What the task asks: Reproduce the material in full, exactly as written.

====== Extracted records

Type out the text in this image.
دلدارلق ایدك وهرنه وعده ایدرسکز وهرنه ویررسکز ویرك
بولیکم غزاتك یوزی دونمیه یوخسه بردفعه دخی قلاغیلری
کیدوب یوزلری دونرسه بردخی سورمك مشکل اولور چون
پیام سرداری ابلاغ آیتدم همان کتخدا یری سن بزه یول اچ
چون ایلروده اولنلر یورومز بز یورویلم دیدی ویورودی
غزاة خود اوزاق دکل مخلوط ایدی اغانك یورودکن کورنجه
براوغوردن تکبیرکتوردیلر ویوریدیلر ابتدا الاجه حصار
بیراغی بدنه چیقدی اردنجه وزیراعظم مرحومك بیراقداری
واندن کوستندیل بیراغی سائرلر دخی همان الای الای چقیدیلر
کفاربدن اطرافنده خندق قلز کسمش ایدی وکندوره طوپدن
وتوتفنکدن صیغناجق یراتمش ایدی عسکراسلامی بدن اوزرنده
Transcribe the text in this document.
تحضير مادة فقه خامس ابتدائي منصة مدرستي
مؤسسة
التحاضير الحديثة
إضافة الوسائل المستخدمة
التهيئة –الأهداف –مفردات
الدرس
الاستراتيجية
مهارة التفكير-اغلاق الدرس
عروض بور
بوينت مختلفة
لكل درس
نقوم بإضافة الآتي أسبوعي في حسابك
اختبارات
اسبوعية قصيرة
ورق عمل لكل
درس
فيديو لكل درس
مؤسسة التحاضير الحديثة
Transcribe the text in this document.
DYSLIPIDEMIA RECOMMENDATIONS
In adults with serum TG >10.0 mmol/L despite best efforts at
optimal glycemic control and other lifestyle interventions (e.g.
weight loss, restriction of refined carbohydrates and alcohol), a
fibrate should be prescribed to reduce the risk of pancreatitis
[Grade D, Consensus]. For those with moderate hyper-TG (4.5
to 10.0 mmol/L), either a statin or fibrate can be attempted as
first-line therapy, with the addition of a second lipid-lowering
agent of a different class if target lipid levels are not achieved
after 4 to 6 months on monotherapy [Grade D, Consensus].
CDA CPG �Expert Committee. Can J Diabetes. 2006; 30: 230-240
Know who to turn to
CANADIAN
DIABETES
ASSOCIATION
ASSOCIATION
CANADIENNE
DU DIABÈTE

============

Task output:
Type out the text in this image.
دلدارلق ایدك وهرنه وعده ایدرسکز وهرنه ویررسکز ویرك
بولیکم غزاتك یوزی دونمیه یوخسه بردفعه دخی قلاغیلری
کیدوب یوزلری دونرسه بردخی سورمك مشکل اولور چون
پیام سرداری ابلاغ آیتدم همان کتخدا یری سن بزه یول اچ
چون ایلروده اولنلر یورومز بز یورویلم دیدی ویورودی
غزاة خود اوزاق دکل مخلوط ایدی اغانك یورودکن کورنجه
براوغوردن تکبیرکتوردیلر ویوریدیلر ابتدا الاجه حصار
بیراغی بدنه چیقدی اردنجه وزیراعظم مرحومك بیراقداری
واندن کوستندیل بیراغی سائرلر دخی همان الای الای چقیدیلر
کفاربدن اطرافنده خندق قلز کسمش ایدی وکندوره طوپدن
وتوتفنکدن صیغناجق یراتمش ایدی عسکراسلامی بدن اوزرنده
Transcribe the text in this document.
تحضير مادة فقه خامس ابتدائي منصة مدرستي
مؤسسة
التحاضير الحديثة
إضافة الوسائل المستخدمة
التهيئة –الأهداف –مفردات
الدرس
الاستراتيجية
مهارة التفكير-اغلاق الدرس
عروض بور
بوينت مختلفة
لكل درس
نقوم بإضافة الآتي أسبوعي في حسابك
اختبارات
اسبوعية قصيرة
ورق عمل لكل
درس
فيديو لكل درس
مؤسسة التحاضير الحديثة
Transcribe the text in this document.
DYSLIPIDEMIA RECOMMENDATIONS
In adults with serum TG >10.0 mmol/L despite best efforts at
optimal glycemic control and other lifestyle interventions (e.g.
weight loss, restriction of refined carbohydrates and alcohol), a
fibrate should be prescribed to reduce the risk of pancreatitis
[Grade D, Consensus]. For those with moderate hyper-TG (4.5
to 10.0 mmol/L), either a statin or fibrate can be attempted as
first-line therapy, with the addition of a second lipid-lowering
agent of a different class if target lipid levels are not achieved
after 4 to 6 months on monotherapy [Grade D, Consensus].
CDA CPG �Expert Committee. Can J Diabetes. 2006; 30: 230-240
Know who to turn to
CANADIAN
DIABETES
ASSOCIATION
ASSOCIATION
CANADIENNE
DU DIABÈTE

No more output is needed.